Exercise details :: Read the records and gather each line that includes "myschool".

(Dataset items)
######

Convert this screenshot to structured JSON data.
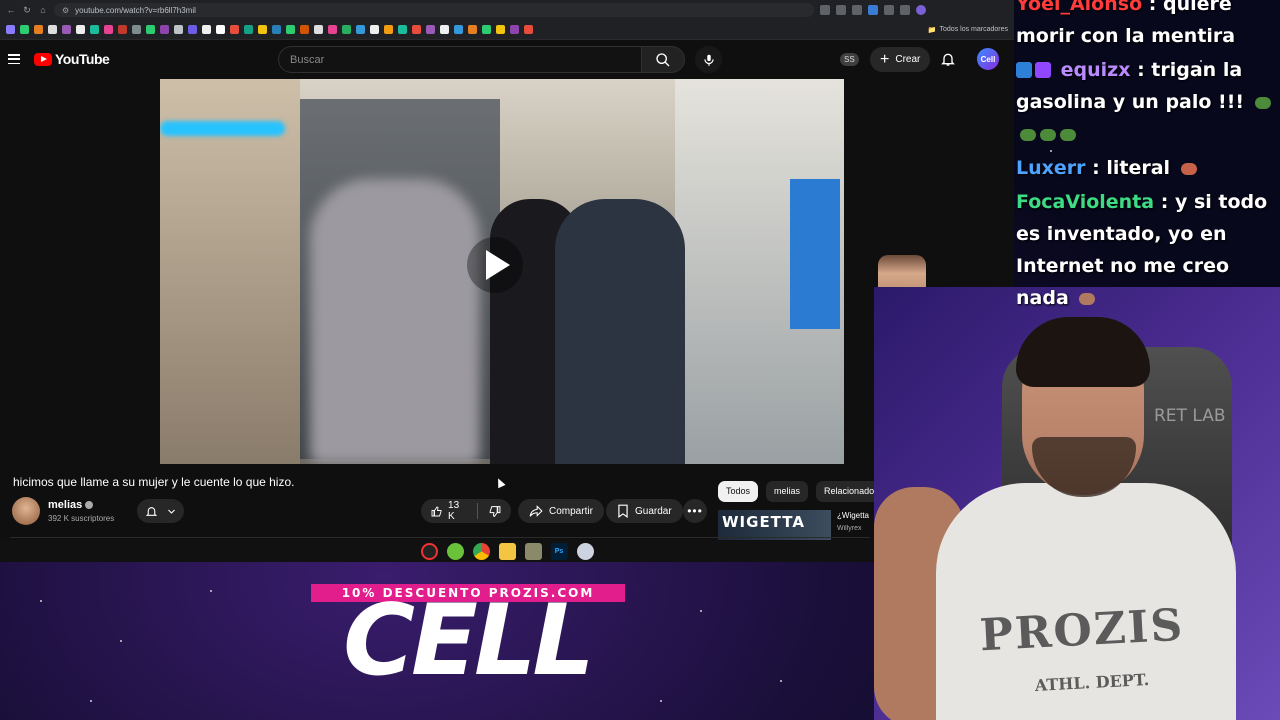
{
  "browser": {
    "url": "youtube.com/watch?v=rb6ll7h3mil",
    "bookmarks_all_label": "Todos los marcadores"
  },
  "youtube": {
    "logo_text": "YouTube",
    "search_placeholder": "Buscar",
    "ss_badge": "SS",
    "create_label": "Crear",
    "avatar_text": "Cell"
  },
  "video": {
    "title": "hicimos que llame a su mujer y le cuente lo que hizo.",
    "channel_name": "melias",
    "subscribers": "392 K suscriptores",
    "likes": "13 K",
    "share_label": "Compartir",
    "save_label": "Guardar"
  },
  "sidebar": {
    "chips": [
      "Todos",
      "melias",
      "Relacionado"
    ],
    "rec_thumb_text": "WIGETTA",
    "rec_title": "¿Wigetta",
    "rec_channel": "Willyrex"
  },
  "promo": {
    "discount": "10% DESCUENTO PROZIS.COM",
    "brand": "CELL"
  },
  "emote": {
    "label": "x2"
  },
  "chat": [
    {
      "user": "Yoel_Alonso",
      "user_color": "#ff3b3b",
      "text": "quiere morir con la mentira"
    },
    {
      "user": "equizx",
      "user_color": "#b98bff",
      "text": "trigan la gasolina y un palo !!!"
    },
    {
      "user": "Luxerr",
      "user_color": "#4da3ff",
      "text": "literal"
    },
    {
      "user": "FocaViolenta",
      "user_color": "#3ddc84",
      "text": "y si todo es inventado, yo en Internet no me creo nada"
    }
  ],
  "webcam": {
    "chair_text": "RET LAB",
    "shirt_text": "PROZIS",
    "shirt_sub": "ATHL. DEPT."
  },
  "colors": {
    "youtube_red": "#ff0000",
    "promo_pink": "#e21d8c",
    "yt_bg": "#0f0f0f"
  }
}
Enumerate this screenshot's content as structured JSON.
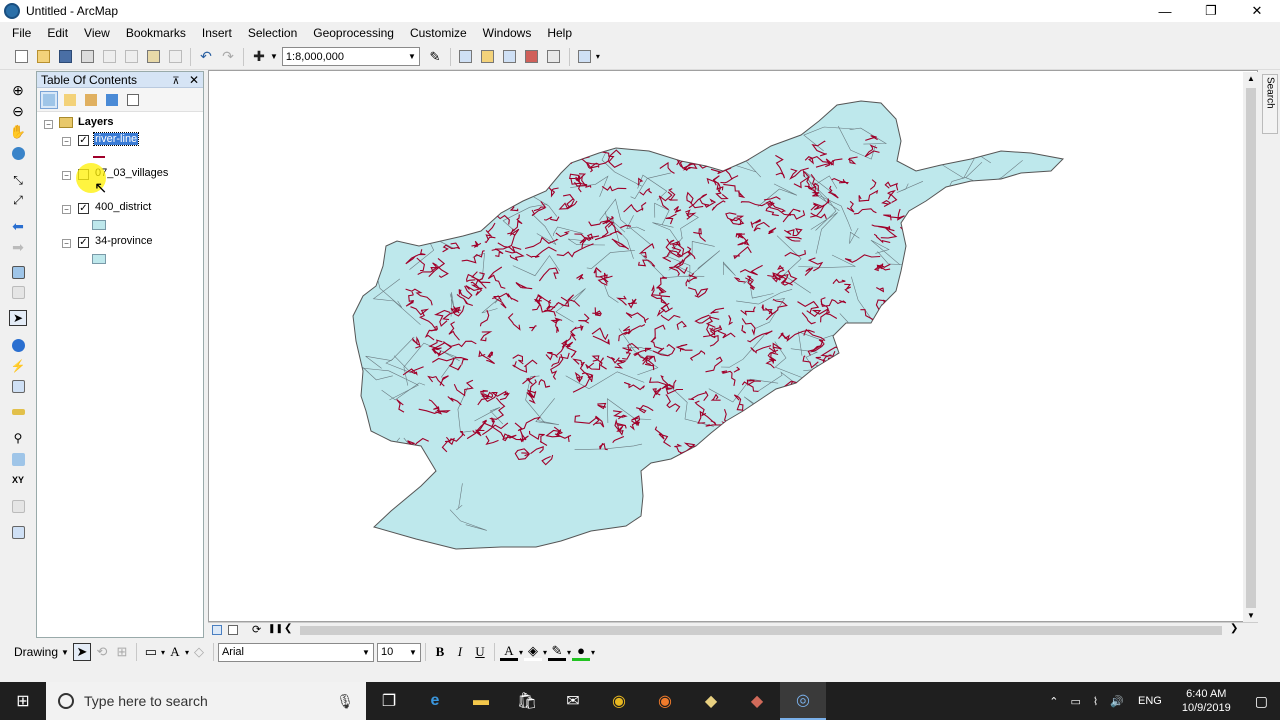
{
  "window": {
    "title": "Untitled - ArcMap",
    "minimize": "—",
    "maximize": "❐",
    "close": "✕"
  },
  "menu": [
    "File",
    "Edit",
    "View",
    "Bookmarks",
    "Insert",
    "Selection",
    "Geoprocessing",
    "Customize",
    "Windows",
    "Help"
  ],
  "toolbar": {
    "scale": "1:8,000,000"
  },
  "toc": {
    "title": "Table Of Contents",
    "pin": "⊼",
    "close": "✕",
    "root": "Layers",
    "layers": [
      {
        "name": "river-line",
        "checked": true,
        "selected": true
      },
      {
        "name": "07_03_villages",
        "checked": false,
        "selected": false
      },
      {
        "name": "400_district",
        "checked": true,
        "selected": false
      },
      {
        "name": "34-province",
        "checked": true,
        "selected": false
      }
    ]
  },
  "search_tab": "Search",
  "drawing": {
    "label": "Drawing",
    "font": "Arial",
    "size": "10",
    "bold": "B",
    "italic": "I",
    "underline": "U",
    "text_tool": "A"
  },
  "taskbar": {
    "search_placeholder": "Type here to search",
    "language": "ENG",
    "time": "6:40 AM",
    "date": "10/9/2019"
  },
  "colors": {
    "map_fill": "#bee8ec",
    "river": "#a0002a",
    "outline": "#555555",
    "taskbar": "#1f1f1f"
  }
}
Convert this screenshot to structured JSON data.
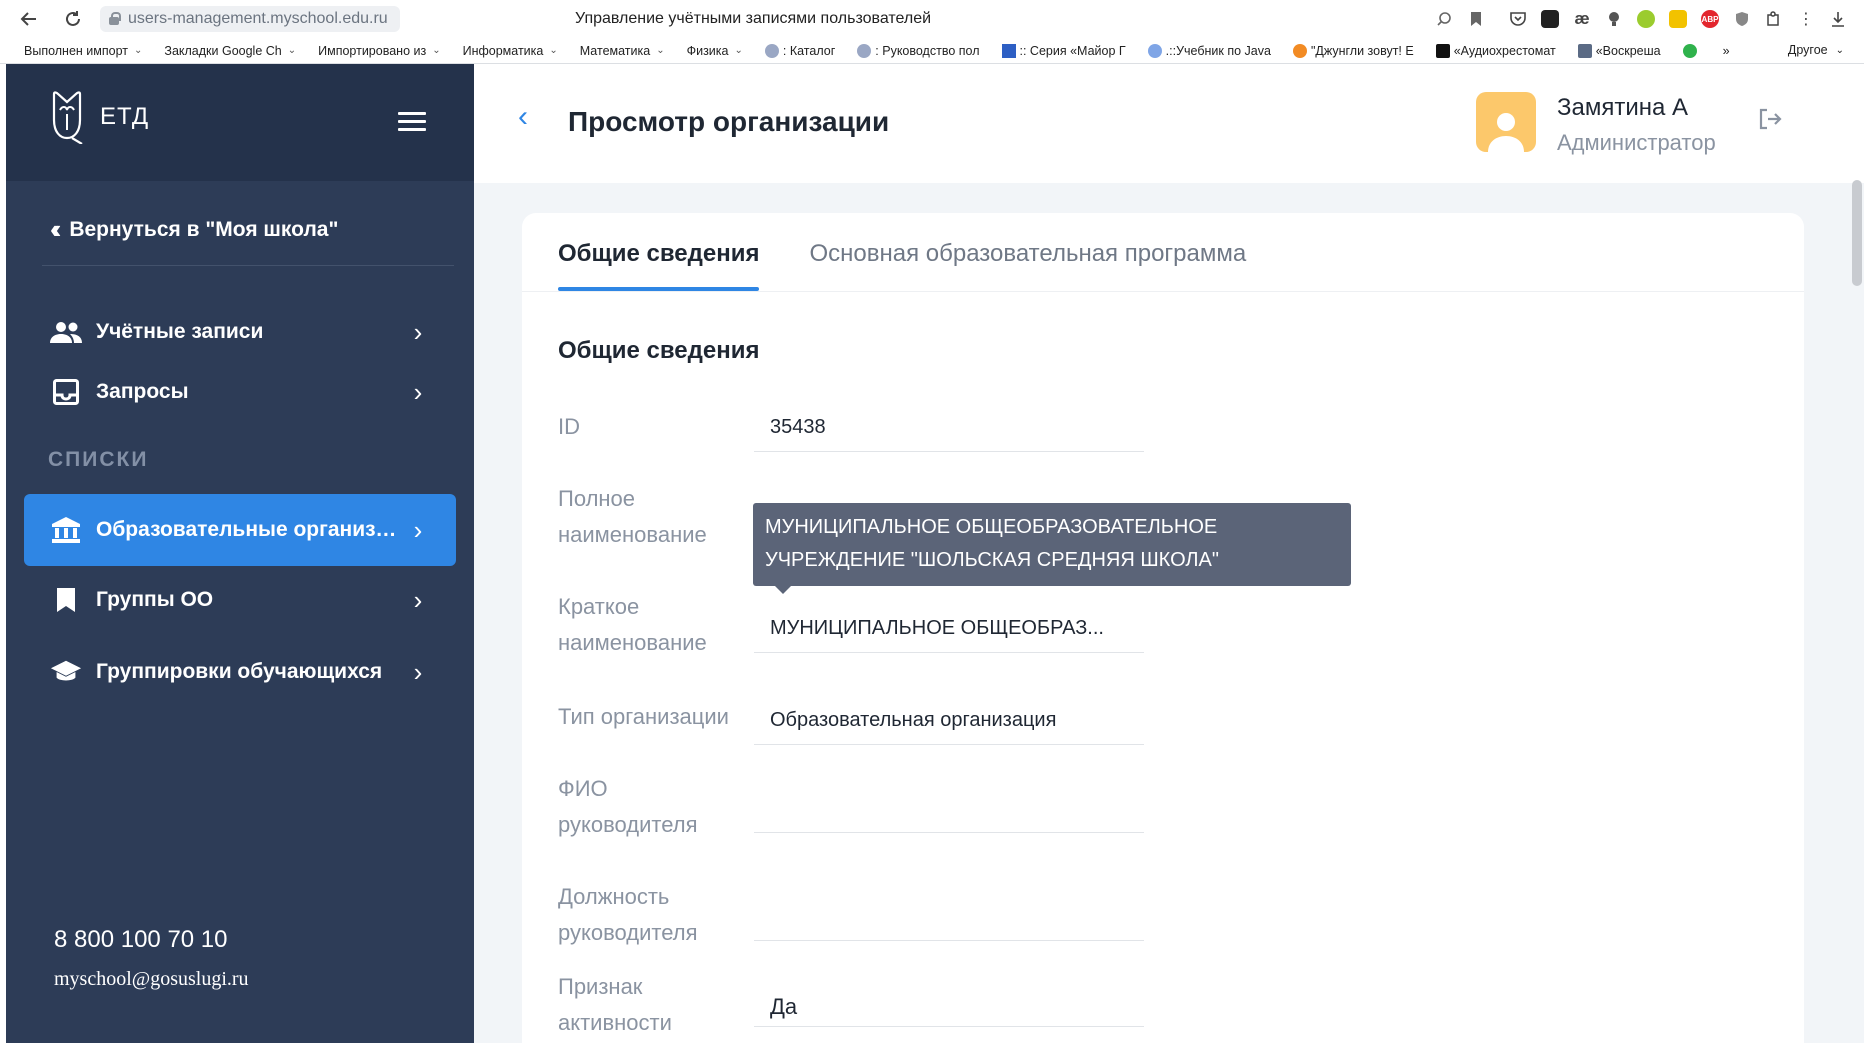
{
  "browser": {
    "url": "users-management.myschool.edu.ru",
    "tab_title": "Управление учётными записями пользователей",
    "bookmarks": [
      {
        "label": "Выполнен импорт",
        "caret": true
      },
      {
        "label": "Закладки Google Ch",
        "caret": true
      },
      {
        "label": "Импортировано из",
        "caret": true
      },
      {
        "label": "Информатика",
        "caret": true
      },
      {
        "label": "Математика",
        "caret": true
      },
      {
        "label": "Физика",
        "caret": true
      },
      {
        "label": ": Каталог",
        "caret": false
      },
      {
        "label": ": Руководство пол",
        "caret": false
      },
      {
        "label": ":: Серия «Майор Г",
        "caret": false
      },
      {
        "label": ".::Учебник по Java",
        "caret": false
      },
      {
        "label": "\"Джунгли зовут! Е",
        "caret": false
      },
      {
        "label": "«Аудиохрестомат",
        "caret": false
      },
      {
        "label": "«Воскреша",
        "caret": false
      }
    ],
    "more_label": "»",
    "other_label": "Другое"
  },
  "sidebar": {
    "logo_text": "ЕТД",
    "back_label": "Вернуться в \"Моя школа\"",
    "items": [
      {
        "label": "Учётные записи"
      },
      {
        "label": "Запросы"
      }
    ],
    "section_label": "СПИСКИ",
    "list_items": [
      {
        "label": "Образовательные организа..."
      },
      {
        "label": "Группы ОО"
      },
      {
        "label": "Группировки обучающихся"
      }
    ],
    "phone": "8 800 100 70 10",
    "email": "myschool@gosuslugi.ru"
  },
  "header": {
    "title": "Просмотр организации",
    "user_name": "Замятина А",
    "user_role": "Администратор"
  },
  "tabs": [
    {
      "label": "Общие сведения"
    },
    {
      "label": "Основная образовательная программа"
    }
  ],
  "section_title": "Общие сведения",
  "fields": {
    "id": {
      "label": "ID",
      "value": "35438"
    },
    "full_name": {
      "label1": "Полное",
      "label2": "наименование",
      "value": ""
    },
    "short_name": {
      "label1": "Краткое",
      "label2": "наименование",
      "value": "МУНИЦИПАЛЬНОЕ ОБЩЕОБРАЗ..."
    },
    "org_type": {
      "label": "Тип организации",
      "value": "Образовательная организация"
    },
    "director_name": {
      "label1": "ФИО",
      "label2": "руководителя",
      "value": ""
    },
    "director_position": {
      "label1": "Должность",
      "label2": "руководителя",
      "value": ""
    },
    "active": {
      "label1": "Признак",
      "label2": "активности",
      "value": "Да"
    }
  },
  "tooltip": {
    "line1": "МУНИЦИПАЛЬНОЕ ОБЩЕОБРАЗОВАТЕЛЬНОЕ",
    "line2": "УЧРЕЖДЕНИЕ \"ШОЛЬСКАЯ СРЕДНЯЯ ШКОЛА\""
  },
  "colors": {
    "sidebar_bg": "#2d3c57",
    "accent": "#2f86e4",
    "avatar": "#fcc86b"
  }
}
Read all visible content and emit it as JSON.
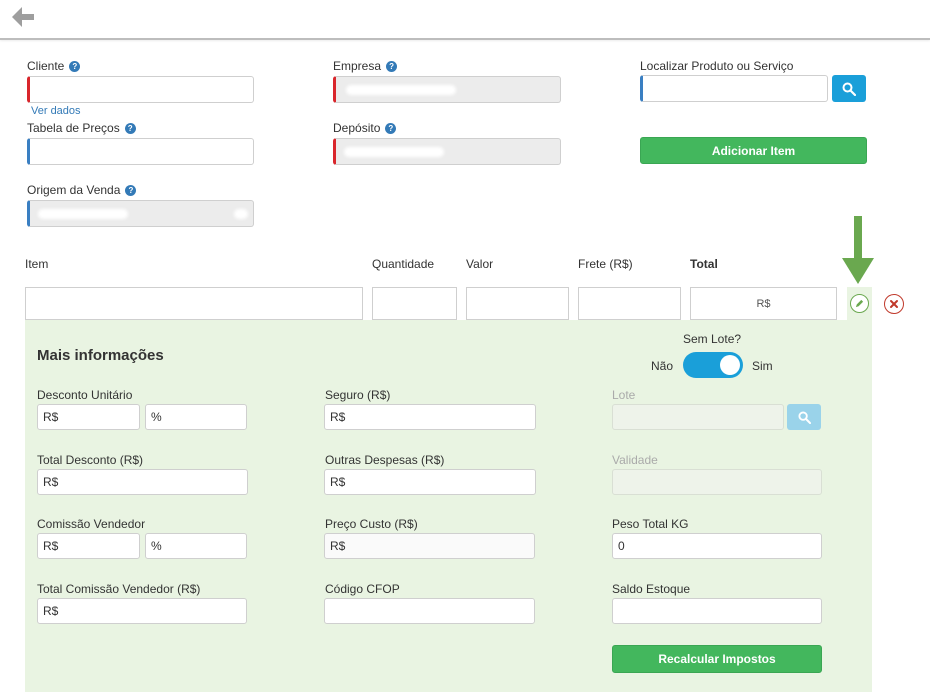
{
  "header": {
    "back_icon": "arrow-left-icon"
  },
  "form": {
    "cliente_label": "Cliente",
    "empresa_label": "Empresa",
    "localizar_label": "Localizar Produto ou Serviço",
    "ver_dados": "Ver dados",
    "tabela_label": "Tabela de Preços",
    "deposito_label": "Depósito",
    "adicionar_button": "Adicionar Item",
    "origem_label": "Origem da Venda"
  },
  "item_table": {
    "headers": {
      "item": "Item",
      "quantidade": "Quantidade",
      "valor": "Valor",
      "frete": "Frete (R$)",
      "total": "Total"
    },
    "total_value": "R$"
  },
  "details": {
    "title": "Mais informações",
    "sem_lote": {
      "label": "Sem Lote?",
      "off": "Não",
      "on": "Sim",
      "checked": true
    },
    "desconto_unitario": {
      "label": "Desconto Unitário",
      "currency": "R$",
      "percent": "%"
    },
    "total_desconto": {
      "label": "Total Desconto (R$)",
      "value": "R$"
    },
    "comissao_vendedor": {
      "label": "Comissão Vendedor",
      "currency": "R$",
      "percent": "%"
    },
    "total_comissao": {
      "label": "Total Comissão Vendedor (R$)",
      "value": "R$"
    },
    "seguro": {
      "label": "Seguro (R$)",
      "value": "R$"
    },
    "outras_despesas": {
      "label": "Outras Despesas (R$)",
      "value": "R$"
    },
    "preco_custo": {
      "label": "Preço Custo (R$)",
      "value": "R$"
    },
    "codigo_cfop": {
      "label": "Código CFOP",
      "value": ""
    },
    "lote": {
      "label": "Lote"
    },
    "validade": {
      "label": "Validade"
    },
    "peso_total": {
      "label": "Peso Total KG",
      "value": "0"
    },
    "saldo_estoque": {
      "label": "Saldo Estoque",
      "value": ""
    },
    "recalcular_button": "Recalcular Impostos"
  },
  "colors": {
    "accent_blue": "#1a9fd9",
    "green_button": "#43b75d",
    "required_red": "#d9262c",
    "panel_bg": "#e9f4e2",
    "arrow_green": "#6aa84f",
    "delete_red": "#c0392b"
  }
}
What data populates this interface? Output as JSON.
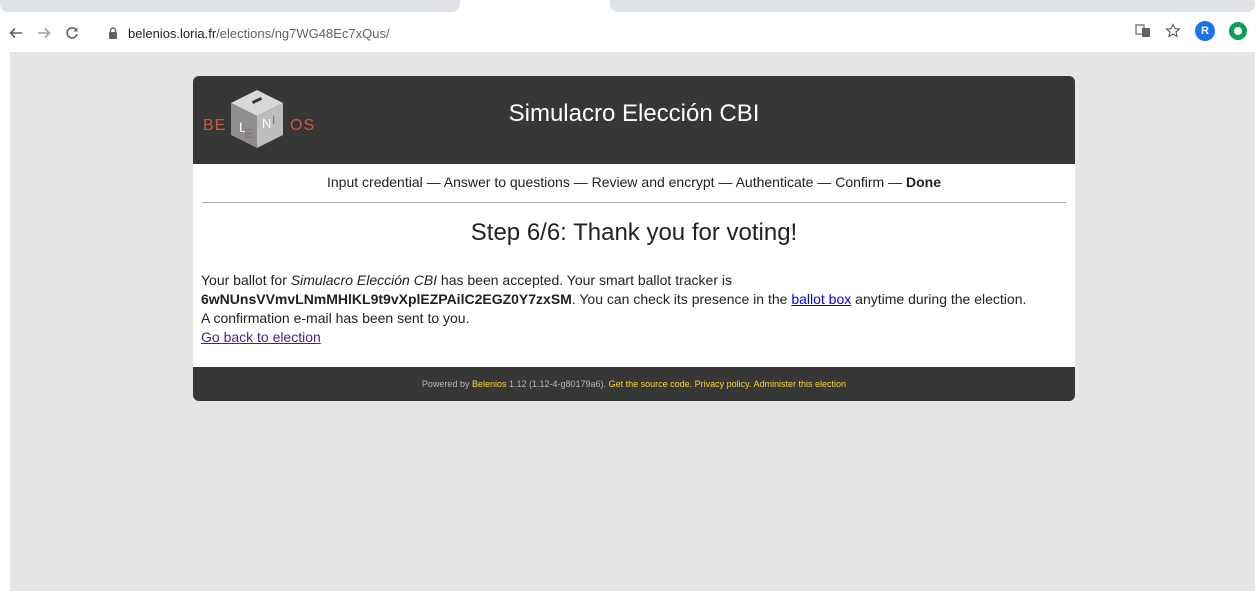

######

Solution to this task ::
    "url": "users-management.myschool.edu.ru",
    "email": "myschool@gosuslugi.ru"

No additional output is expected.